## Zu bearbeitende Aufgaben
- a) Beantworte anhand des Interviewauszugs über die griechische Linke diese Fragen:
(i) Vor wem ist SYRIZA laut der Interviewfrage eingeknickt?
(ii) Welche Stimmung geht trotz der sich verschlechternden Lage mit der Entwicklung einher?
(iii) Wie viel Prozent hatten im Juli für ein „Oxi“ gestimmt?
- b) Führe den Interviewauszug über die griechische Linke nach seinem letzten Satz weiter.

## Ausgangstext
--*--

8) SYRIZA ist nun vor den internationalen Gläubigern und der Troika eingeknickt. Welche Folgen ergeben sich aus eurer Perspektive für die kommende Zeit aus dieser Niederlage für die griechische Linke? Welche Fehler seht ihr bei Anderen und bei euch, was kann die deutsche Linke von der aktuellen Situation lernen?

Ich werde dir einen kleinen Einblick in die ,,inoffiziellen“ Debatten dieser Tage unter GenossInnen geben: Es gibt da ein paradoxes Phänomen. Obwohl die allgemeine Situation sich zunehmend verschlechtert und die kommenden Austeritätsmaßnahmen sogar noch brutaler als die Vorangegangenen werden, geht mit dieser Entwicklung ein gewisser Optimismus einher. Dieser Eindruck hört auf komisch zu sein, wenn einem klar wird, dass nun ein Zeitpunkt gegeben ist, in dem verschiedene Rollen und Ideen eindeutig werden. Wenn vor ein paar Jahren die Vorstellungen der revolutionären Linken noch als utopische Hirngespinste galten, so erscheint heutzutage die antikapitalistische Revolution als eine notwendige Antwort der Arbeiterklasse – eine, um schlicht besser zu leben. Wir befinden uns in einer Zeit der Instabilität und Unsicherheit: wir können Vermutungen anstellen, aber wir können nicht sicher sein, in welche Richtung sich die Wut Bahn brechen wird. Die gesamte Linke muss die vorantreibende Kraft gegen die allgemeine Furcht sein, die das kommende Unbekannte aufdeckt und das Unmögliche zu einer Möglichkeit für alle macht. Wir müssen unsere schlechten Seiten hinter uns lassen, uns vereinigen und die Gewerkschaften und Graswurzelinitiativen revitalisieren, die Menschen in den Stadtteilen, den Schulen und an den Arbeitsplätzen organisieren, den Willen der 62% ausdrücken, die im Juli für ein ,,Oxi“ gestimmt hatten, gegen Faschismus und Rassismus auf die Straße gehen und breitere Bündnisse in den sozialen Bewegungen schließen.

--*--

## Auszüge aus Datensätzen
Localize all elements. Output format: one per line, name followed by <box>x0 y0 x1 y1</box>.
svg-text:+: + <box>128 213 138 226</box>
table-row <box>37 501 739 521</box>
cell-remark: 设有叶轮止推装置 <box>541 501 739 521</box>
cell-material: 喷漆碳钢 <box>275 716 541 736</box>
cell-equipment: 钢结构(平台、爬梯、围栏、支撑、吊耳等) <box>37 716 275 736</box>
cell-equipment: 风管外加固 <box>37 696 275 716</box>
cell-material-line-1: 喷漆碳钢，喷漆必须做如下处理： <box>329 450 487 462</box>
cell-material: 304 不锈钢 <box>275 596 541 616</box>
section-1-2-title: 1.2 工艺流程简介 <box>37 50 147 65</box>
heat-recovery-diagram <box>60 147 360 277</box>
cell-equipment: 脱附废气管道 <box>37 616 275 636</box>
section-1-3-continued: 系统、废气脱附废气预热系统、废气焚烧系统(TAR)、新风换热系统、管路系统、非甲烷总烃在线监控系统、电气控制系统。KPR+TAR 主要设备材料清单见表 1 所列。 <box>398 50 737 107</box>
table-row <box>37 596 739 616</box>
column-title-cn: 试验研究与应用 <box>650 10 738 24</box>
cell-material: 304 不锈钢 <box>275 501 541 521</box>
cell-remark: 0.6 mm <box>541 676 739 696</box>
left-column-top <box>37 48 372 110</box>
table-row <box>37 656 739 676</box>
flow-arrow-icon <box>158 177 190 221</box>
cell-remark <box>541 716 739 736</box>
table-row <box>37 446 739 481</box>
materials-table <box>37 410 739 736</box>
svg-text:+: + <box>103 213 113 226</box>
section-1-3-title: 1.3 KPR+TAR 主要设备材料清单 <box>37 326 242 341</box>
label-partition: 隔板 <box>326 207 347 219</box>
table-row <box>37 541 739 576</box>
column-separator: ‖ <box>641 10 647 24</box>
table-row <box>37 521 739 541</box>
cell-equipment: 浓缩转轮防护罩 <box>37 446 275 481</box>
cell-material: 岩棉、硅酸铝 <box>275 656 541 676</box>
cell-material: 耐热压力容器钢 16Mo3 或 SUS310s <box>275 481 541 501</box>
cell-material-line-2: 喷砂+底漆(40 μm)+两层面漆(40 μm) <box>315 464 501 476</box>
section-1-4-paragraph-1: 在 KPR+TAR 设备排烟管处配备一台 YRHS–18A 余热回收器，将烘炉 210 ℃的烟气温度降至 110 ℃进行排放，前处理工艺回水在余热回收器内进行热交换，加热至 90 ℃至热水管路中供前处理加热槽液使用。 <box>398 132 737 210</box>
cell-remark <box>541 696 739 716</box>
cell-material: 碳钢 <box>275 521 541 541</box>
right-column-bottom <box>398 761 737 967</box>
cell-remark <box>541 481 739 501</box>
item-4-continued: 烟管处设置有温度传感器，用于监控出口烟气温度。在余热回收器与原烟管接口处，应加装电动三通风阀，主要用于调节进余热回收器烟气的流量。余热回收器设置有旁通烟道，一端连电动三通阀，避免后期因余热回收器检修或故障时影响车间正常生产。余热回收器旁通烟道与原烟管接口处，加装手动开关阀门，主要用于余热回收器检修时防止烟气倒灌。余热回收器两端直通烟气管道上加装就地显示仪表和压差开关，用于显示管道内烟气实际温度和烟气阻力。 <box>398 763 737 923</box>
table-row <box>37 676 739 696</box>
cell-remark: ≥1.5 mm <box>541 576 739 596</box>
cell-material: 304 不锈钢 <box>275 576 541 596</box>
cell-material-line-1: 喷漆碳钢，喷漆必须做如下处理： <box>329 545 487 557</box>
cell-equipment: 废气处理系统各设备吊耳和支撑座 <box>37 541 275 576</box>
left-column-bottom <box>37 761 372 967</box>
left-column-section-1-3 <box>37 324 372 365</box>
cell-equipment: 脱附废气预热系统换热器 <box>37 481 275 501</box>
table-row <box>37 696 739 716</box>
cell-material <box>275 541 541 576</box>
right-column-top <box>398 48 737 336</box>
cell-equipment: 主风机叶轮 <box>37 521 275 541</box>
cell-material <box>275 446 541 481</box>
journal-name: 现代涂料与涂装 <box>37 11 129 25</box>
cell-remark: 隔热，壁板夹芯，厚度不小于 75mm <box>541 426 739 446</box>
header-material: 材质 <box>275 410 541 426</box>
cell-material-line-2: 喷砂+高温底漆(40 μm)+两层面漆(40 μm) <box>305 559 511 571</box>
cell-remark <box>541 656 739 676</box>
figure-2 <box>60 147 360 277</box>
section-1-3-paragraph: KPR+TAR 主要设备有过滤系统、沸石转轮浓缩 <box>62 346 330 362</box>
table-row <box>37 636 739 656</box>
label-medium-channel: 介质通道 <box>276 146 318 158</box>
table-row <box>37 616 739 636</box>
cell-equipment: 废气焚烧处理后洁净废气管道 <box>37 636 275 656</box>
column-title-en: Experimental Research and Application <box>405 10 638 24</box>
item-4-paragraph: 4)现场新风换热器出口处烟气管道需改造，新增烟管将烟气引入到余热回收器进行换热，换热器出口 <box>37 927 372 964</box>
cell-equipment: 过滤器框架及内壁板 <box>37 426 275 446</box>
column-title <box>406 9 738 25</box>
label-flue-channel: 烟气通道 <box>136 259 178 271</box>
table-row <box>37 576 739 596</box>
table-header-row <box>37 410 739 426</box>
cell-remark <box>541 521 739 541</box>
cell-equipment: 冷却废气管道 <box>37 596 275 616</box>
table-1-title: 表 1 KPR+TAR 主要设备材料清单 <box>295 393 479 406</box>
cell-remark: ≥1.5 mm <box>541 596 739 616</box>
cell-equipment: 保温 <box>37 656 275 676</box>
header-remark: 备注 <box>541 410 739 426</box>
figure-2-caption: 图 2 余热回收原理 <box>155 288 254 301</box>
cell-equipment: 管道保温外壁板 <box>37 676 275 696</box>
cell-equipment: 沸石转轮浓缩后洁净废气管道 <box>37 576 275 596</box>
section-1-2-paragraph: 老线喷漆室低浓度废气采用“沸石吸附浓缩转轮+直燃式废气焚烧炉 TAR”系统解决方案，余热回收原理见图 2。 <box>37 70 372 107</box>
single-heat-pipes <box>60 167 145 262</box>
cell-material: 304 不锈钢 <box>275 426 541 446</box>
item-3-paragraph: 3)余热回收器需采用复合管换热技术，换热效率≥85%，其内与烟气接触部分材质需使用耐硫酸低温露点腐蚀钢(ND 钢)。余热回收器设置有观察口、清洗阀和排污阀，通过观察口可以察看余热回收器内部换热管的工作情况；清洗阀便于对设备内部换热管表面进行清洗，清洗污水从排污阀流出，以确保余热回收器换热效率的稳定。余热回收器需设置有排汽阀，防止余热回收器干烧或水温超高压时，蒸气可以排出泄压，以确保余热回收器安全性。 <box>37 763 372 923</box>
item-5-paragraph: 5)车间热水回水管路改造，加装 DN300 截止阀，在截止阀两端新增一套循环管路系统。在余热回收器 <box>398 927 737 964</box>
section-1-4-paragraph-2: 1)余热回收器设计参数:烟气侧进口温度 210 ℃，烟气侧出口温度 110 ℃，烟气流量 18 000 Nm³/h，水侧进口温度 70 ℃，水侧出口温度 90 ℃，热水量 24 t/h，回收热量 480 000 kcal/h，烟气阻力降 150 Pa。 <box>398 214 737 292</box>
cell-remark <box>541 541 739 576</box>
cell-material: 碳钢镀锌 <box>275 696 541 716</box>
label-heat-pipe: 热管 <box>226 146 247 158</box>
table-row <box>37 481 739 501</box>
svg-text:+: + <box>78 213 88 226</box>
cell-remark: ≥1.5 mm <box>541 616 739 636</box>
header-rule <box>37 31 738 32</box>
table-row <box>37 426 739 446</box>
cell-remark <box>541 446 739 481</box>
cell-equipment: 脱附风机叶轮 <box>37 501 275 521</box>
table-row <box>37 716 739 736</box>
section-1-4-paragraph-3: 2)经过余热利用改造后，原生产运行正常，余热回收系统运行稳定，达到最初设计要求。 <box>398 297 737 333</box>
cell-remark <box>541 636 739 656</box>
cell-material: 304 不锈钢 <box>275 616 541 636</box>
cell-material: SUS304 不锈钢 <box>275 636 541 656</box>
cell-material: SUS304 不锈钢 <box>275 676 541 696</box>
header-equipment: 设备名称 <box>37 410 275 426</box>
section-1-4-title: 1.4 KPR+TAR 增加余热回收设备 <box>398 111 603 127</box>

--*--

## Lösungen
- a)
(i) Vor den internationalen Gläubigern und der Troika.
(ii) Ein gewisser Optimismus.
(iii) 62 %.

- b)
In Zeiten der Enttäuschung, des Verrats und des Misstrauens, müssen wir umso widerständiger gegen all jene sein, die nun die Niederlage predigen. So gesehen kann die arbeitende Bevölkerung in Deutschland, ebenso wie unsere internationalen GenossInnen in der Linken und den sozialen Bewegungen eine aktive Rolle der Solidarität mit dem griechischen Volk spielen. Das wichtigste am Konzept der internationalen Solidarität ist, dass jede und jeder in der jeweilig gegebenen sozialen Struktur gegen jene Kräfte kämpft, die die Völker spalten und Hass unter diesen schüren wollen, hin zu einer internationalen sozialen Befreiung. Die internationale kommunistische Bewegung hat eine lange Tradition und inspirierende Geschichte. Und natürlich enthält diese auch Fehlschläge und Fehleinschätzungen, die nicht wiederholt werden dürfen. Aber am Ende des Tages haben wir gelernt, dass, wenn die Herrschenden vom ,,Ende der Geschichte“ reden, die rote Fahne bleibt und rein gar nichts geendet hat.